** Begin The records **

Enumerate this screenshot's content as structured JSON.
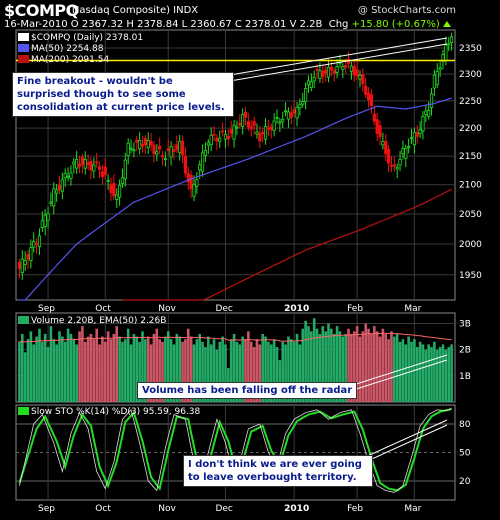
{
  "header": {
    "symbol": "$COMPQ",
    "company": "(Nasdaq Composite) INDX",
    "brand": "@ StockCharts.com",
    "quote": "16-Mar-2010  O 2367.32  H 2378.84  L 2360.67  C 2378.01  V 2.2B",
    "chg_label": "Chg",
    "chg_value": "+15.80 (+0.67%)",
    "chg_arrow": "up-arrow-icon"
  },
  "price_panel": {
    "legend_main": "$COMPQ (Daily) 2378.01",
    "legend_ma50": "MA(50) 2254.88",
    "legend_ma200": "MA(200) 2091.54",
    "colors": {
      "up": "#22dd22",
      "down": "#ee1111",
      "ma50": "#5555ee",
      "ma200": "#bb1111",
      "hline": "#ffee00",
      "grid": "#555555"
    },
    "y_ticks": [
      "1950",
      "2000",
      "2050",
      "2100",
      "2150",
      "2200",
      "2250",
      "2300",
      "2350"
    ],
    "x_ticks": [
      "Sep",
      "Oct",
      "Nov",
      "Dec",
      "2010",
      "Feb",
      "Mar"
    ],
    "annotation": "Fine breakout - wouldn't be surprised though to see some consolidation at current price levels."
  },
  "volume_panel": {
    "legend": "Volume 2.20B, EMA(50) 2.26B",
    "y_ticks": [
      "1B",
      "2B",
      "3B"
    ],
    "colors": {
      "up": "#22aa66",
      "down": "#cc5566",
      "ema": "#ff6666"
    },
    "annotation": "Volume has been falling off the radar"
  },
  "sto_panel": {
    "legend": "Slow STO %K(14) %D(3) 95.59, 96.38",
    "y_ticks": [
      "20",
      "50",
      "80"
    ],
    "x_ticks": [
      "Sep",
      "Oct",
      "Nov",
      "Dec",
      "2010",
      "Feb",
      "Mar"
    ],
    "colors": {
      "k": "#111111",
      "d": "#22dd22",
      "band": "#666666"
    },
    "annotation_line1": "I don't think we are ever going",
    "annotation_line2": "to leave overbought territory."
  },
  "chart_data": [
    {
      "type": "candlestick",
      "title": "$COMPQ (Nasdaq Composite) INDX",
      "ylim": [
        1910,
        2385
      ],
      "y_scale": "log",
      "x": [
        "Sep",
        "Oct",
        "Nov",
        "Dec",
        "2010",
        "Feb",
        "Mar"
      ],
      "horizontal_line": 2326,
      "series": [
        {
          "name": "$COMPQ (Daily) 2378.01",
          "close_waypoints": [
            [
              0,
              1960
            ],
            [
              6,
              2005
            ],
            [
              12,
              2085
            ],
            [
              20,
              2140
            ],
            [
              28,
              2130
            ],
            [
              34,
              2075
            ],
            [
              38,
              2165
            ],
            [
              44,
              2175
            ],
            [
              50,
              2150
            ],
            [
              56,
              2170
            ],
            [
              60,
              2085
            ],
            [
              66,
              2180
            ],
            [
              74,
              2190
            ],
            [
              78,
              2220
            ],
            [
              84,
              2185
            ],
            [
              88,
              2205
            ],
            [
              93,
              2225
            ],
            [
              97,
              2230
            ],
            [
              100,
              2270
            ],
            [
              103,
              2300
            ],
            [
              108,
              2305
            ],
            [
              114,
              2320
            ],
            [
              118,
              2300
            ],
            [
              121,
              2270
            ],
            [
              124,
              2215
            ],
            [
              126,
              2180
            ],
            [
              128,
              2160
            ],
            [
              130,
              2125
            ],
            [
              133,
              2145
            ],
            [
              136,
              2175
            ],
            [
              139,
              2190
            ],
            [
              143,
              2240
            ],
            [
              145,
              2290
            ],
            [
              148,
              2335
            ],
            [
              150,
              2362
            ],
            [
              151,
              2378
            ]
          ]
        },
        {
          "name": "MA(50) 2254.88",
          "waypoints": [
            [
              0,
              1900
            ],
            [
              20,
              2000
            ],
            [
              40,
              2070
            ],
            [
              60,
              2110
            ],
            [
              80,
              2145
            ],
            [
              100,
              2185
            ],
            [
              115,
              2220
            ],
            [
              125,
              2240
            ],
            [
              135,
              2235
            ],
            [
              145,
              2245
            ],
            [
              151,
              2255
            ]
          ]
        },
        {
          "name": "MA(200) 2091.54",
          "waypoints": [
            [
              36,
              1860
            ],
            [
              60,
              1900
            ],
            [
              80,
              1945
            ],
            [
              100,
              1990
            ],
            [
              120,
              2025
            ],
            [
              140,
              2065
            ],
            [
              151,
              2092
            ]
          ]
        }
      ]
    },
    {
      "type": "bar",
      "title": "Volume 2.20B, EMA(50) 2.26B",
      "ylim": [
        0,
        3.4
      ],
      "y_unit": "B",
      "ema_value": 2.26,
      "values": [
        2.3,
        2.6,
        1.9,
        2.4,
        2.7,
        2.2,
        2.5,
        2.8,
        2.3,
        2.6,
        2.1,
        2.9,
        2.4,
        2.2,
        2.7,
        2.5,
        2.3,
        2.8,
        2.6,
        2.4,
        2.2,
        2.7,
        2.9,
        2.3,
        2.5,
        2.6,
        2.4,
        2.8,
        2.2,
        2.5,
        2.3,
        2.7,
        2.4,
        2.6,
        2.9,
        2.5,
        2.3,
        2.4,
        2.8,
        2.2,
        2.6,
        2.5,
        2.3,
        2.7,
        2.4,
        2.5,
        2.2,
        2.6,
        2.8,
        2.4,
        2.3,
        2.5,
        2.7,
        2.4,
        2.2,
        2.6,
        2.5,
        2.3,
        2.4,
        2.8,
        2.5,
        2.2,
        2.4,
        2.6,
        2.3,
        2.1,
        2.5,
        2.2,
        2.4,
        2.0,
        2.3,
        2.5,
        2.2,
        1.3,
        2.4,
        2.6,
        2.3,
        2.2,
        2.5,
        2.4,
        2.7,
        2.3,
        2.1,
        2.4,
        2.2,
        2.6,
        2.5,
        2.3,
        2.2,
        2.4,
        2.1,
        1.6,
        2.3,
        2.2,
        2.5,
        2.4,
        2.3,
        2.6,
        2.2,
        2.8,
        3.1,
        2.9,
        2.7,
        3.2,
        2.8,
        2.6,
        2.9,
        2.7,
        3.0,
        2.8,
        2.6,
        2.9,
        2.7,
        2.5,
        2.6,
        2.8,
        2.6,
        2.7,
        2.9,
        2.5,
        2.7,
        3.0,
        2.8,
        2.6,
        2.9,
        2.7,
        2.5,
        2.8,
        2.6,
        2.4,
        2.7,
        2.5,
        2.6,
        2.3,
        2.4,
        2.2,
        2.5,
        2.3,
        2.4,
        2.1,
        2.3,
        2.2,
        2.0,
        2.2,
        2.1,
        2.3,
        2.0,
        2.1,
        2.2,
        2.0,
        2.1,
        2.2
      ]
    },
    {
      "type": "line",
      "title": "Slow STO %K(14) %D(3) 95.59, 96.38",
      "ylim": [
        0,
        100
      ],
      "series": [
        {
          "name": "%K(14)",
          "waypoints": [
            [
              0,
              15
            ],
            [
              5,
              80
            ],
            [
              8,
              90
            ],
            [
              12,
              60
            ],
            [
              15,
              30
            ],
            [
              18,
              70
            ],
            [
              21,
              92
            ],
            [
              24,
              75
            ],
            [
              27,
              30
            ],
            [
              30,
              12
            ],
            [
              33,
              40
            ],
            [
              36,
              85
            ],
            [
              39,
              95
            ],
            [
              42,
              60
            ],
            [
              45,
              20
            ],
            [
              48,
              10
            ],
            [
              51,
              55
            ],
            [
              54,
              90
            ],
            [
              58,
              85
            ],
            [
              61,
              40
            ],
            [
              63,
              15
            ],
            [
              66,
              50
            ],
            [
              69,
              85
            ],
            [
              72,
              60
            ],
            [
              75,
              25
            ],
            [
              77,
              40
            ],
            [
              80,
              75
            ],
            [
              84,
              80
            ],
            [
              87,
              50
            ],
            [
              90,
              35
            ],
            [
              93,
              70
            ],
            [
              96,
              85
            ],
            [
              100,
              92
            ],
            [
              104,
              95
            ],
            [
              108,
              85
            ],
            [
              112,
              92
            ],
            [
              116,
              95
            ],
            [
              119,
              70
            ],
            [
              122,
              40
            ],
            [
              125,
              15
            ],
            [
              128,
              10
            ],
            [
              131,
              8
            ],
            [
              134,
              15
            ],
            [
              137,
              45
            ],
            [
              140,
              78
            ],
            [
              143,
              90
            ],
            [
              146,
              95
            ],
            [
              149,
              94
            ],
            [
              151,
              96
            ]
          ]
        },
        {
          "name": "%D(3)",
          "waypoints": [
            [
              0,
              18
            ],
            [
              6,
              75
            ],
            [
              9,
              88
            ],
            [
              13,
              62
            ],
            [
              16,
              35
            ],
            [
              19,
              68
            ],
            [
              22,
              90
            ],
            [
              25,
              78
            ],
            [
              28,
              35
            ],
            [
              31,
              15
            ],
            [
              34,
              40
            ],
            [
              37,
              82
            ],
            [
              40,
              92
            ],
            [
              43,
              62
            ],
            [
              46,
              24
            ],
            [
              49,
              12
            ],
            [
              52,
              52
            ],
            [
              55,
              88
            ],
            [
              59,
              85
            ],
            [
              62,
              42
            ],
            [
              64,
              18
            ],
            [
              67,
              48
            ],
            [
              70,
              82
            ],
            [
              73,
              62
            ],
            [
              76,
              28
            ],
            [
              78,
              40
            ],
            [
              81,
              72
            ],
            [
              85,
              78
            ],
            [
              88,
              52
            ],
            [
              91,
              38
            ],
            [
              94,
              68
            ],
            [
              97,
              83
            ],
            [
              101,
              90
            ],
            [
              105,
              93
            ],
            [
              109,
              86
            ],
            [
              113,
              90
            ],
            [
              117,
              93
            ],
            [
              120,
              74
            ],
            [
              123,
              44
            ],
            [
              126,
              18
            ],
            [
              129,
              12
            ],
            [
              132,
              10
            ],
            [
              135,
              16
            ],
            [
              138,
              44
            ],
            [
              141,
              75
            ],
            [
              144,
              88
            ],
            [
              147,
              93
            ],
            [
              150,
              95
            ],
            [
              151,
              96
            ]
          ]
        }
      ]
    }
  ]
}
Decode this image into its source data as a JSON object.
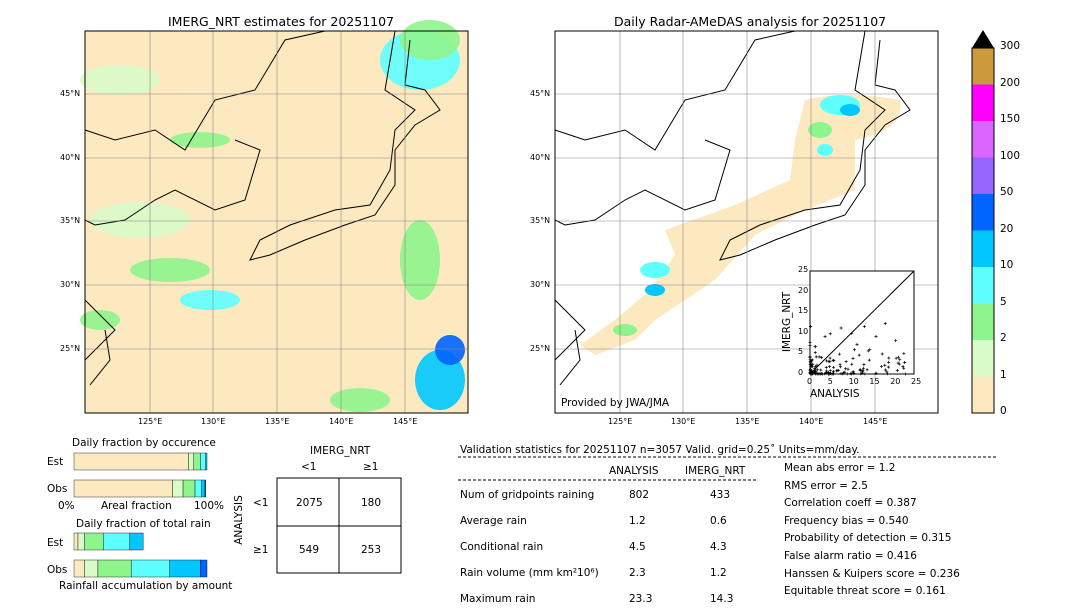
{
  "left_map": {
    "title": "IMERG_NRT estimates for 20251107"
  },
  "right_map": {
    "title": "Daily Radar-AMeDAS analysis for 20251107",
    "credit": "Provided by JWA/JMA"
  },
  "lon_ticks": [
    "125°E",
    "130°E",
    "135°E",
    "140°E",
    "145°E"
  ],
  "lat_ticks": [
    "45°N",
    "40°N",
    "35°N",
    "30°N",
    "25°N"
  ],
  "colorbar": {
    "levels": [
      "0",
      "1",
      "2",
      "5",
      "10",
      "20",
      "50",
      "100",
      "150",
      "200",
      "300"
    ],
    "colors": [
      "#fde9c0",
      "#d9fbc9",
      "#8ef48c",
      "#5effff",
      "#00c8ff",
      "#0064ff",
      "#9664ff",
      "#dc64ff",
      "#ff00ff",
      "#cc9a3c"
    ]
  },
  "chart_data": [
    {
      "type": "scatter",
      "name": "inset",
      "xlabel": "ANALYSIS",
      "ylabel": "IMERG_NRT",
      "xlim": [
        0,
        25
      ],
      "ylim": [
        0,
        25
      ],
      "ticks": [
        "0",
        "5",
        "10",
        "15",
        "20",
        "25"
      ]
    },
    {
      "type": "bar",
      "title": "Daily fraction by occurence",
      "xlabel": "Areal fraction",
      "x_ticks": [
        "0%",
        "100%"
      ],
      "series": [
        {
          "name": "Est",
          "values": [
            0.86,
            0.04,
            0.05,
            0.04,
            0.01
          ]
        },
        {
          "name": "Obs",
          "values": [
            0.74,
            0.08,
            0.09,
            0.05,
            0.025,
            0.005
          ]
        }
      ]
    },
    {
      "type": "bar",
      "title": "Daily fraction of total rain",
      "xlabel": "Rainfall accumulation by amount",
      "series": [
        {
          "name": "Est",
          "values": [
            0.03,
            0.05,
            0.14,
            0.2,
            0.1
          ]
        },
        {
          "name": "Obs",
          "values": [
            0.08,
            0.1,
            0.25,
            0.29,
            0.23,
            0.05
          ]
        }
      ]
    },
    {
      "type": "table",
      "title": "IMERG_NRT",
      "row_title": "ANALYSIS",
      "cols": [
        "<1",
        "≥1"
      ],
      "rows": [
        "<1",
        "≥1"
      ],
      "cells": [
        [
          "2075",
          "180"
        ],
        [
          "549",
          "253"
        ]
      ]
    }
  ],
  "stats": {
    "header": "Validation statistics for 20251107  n=3057 Valid. grid=0.25˚ Units=mm/day.",
    "cols": [
      "ANALYSIS",
      "IMERG_NRT"
    ],
    "rows": [
      [
        "Num of gridpoints raining",
        "802",
        "433"
      ],
      [
        "Average rain",
        "1.2",
        "0.6"
      ],
      [
        "Conditional rain",
        "4.5",
        "4.3"
      ],
      [
        "Rain volume (mm km²10⁶)",
        "2.3",
        "1.2"
      ],
      [
        "Maximum rain",
        "23.3",
        "14.3"
      ]
    ],
    "scores": [
      "Mean abs error =    1.2",
      "RMS error =    2.5",
      "Correlation coeff =  0.387",
      "Frequency bias =  0.540",
      "Probability of detection =  0.315",
      "False alarm ratio =  0.416",
      "Hanssen & Kuipers score =  0.236",
      "Equitable threat score =  0.161"
    ]
  }
}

** End The records **

Scan the material above for the word "this". Copy each line where it occurs.

**Solution below:**
Enumerate this screenshot's content as structured JSON.
Decode this image into its source data as a JSON object.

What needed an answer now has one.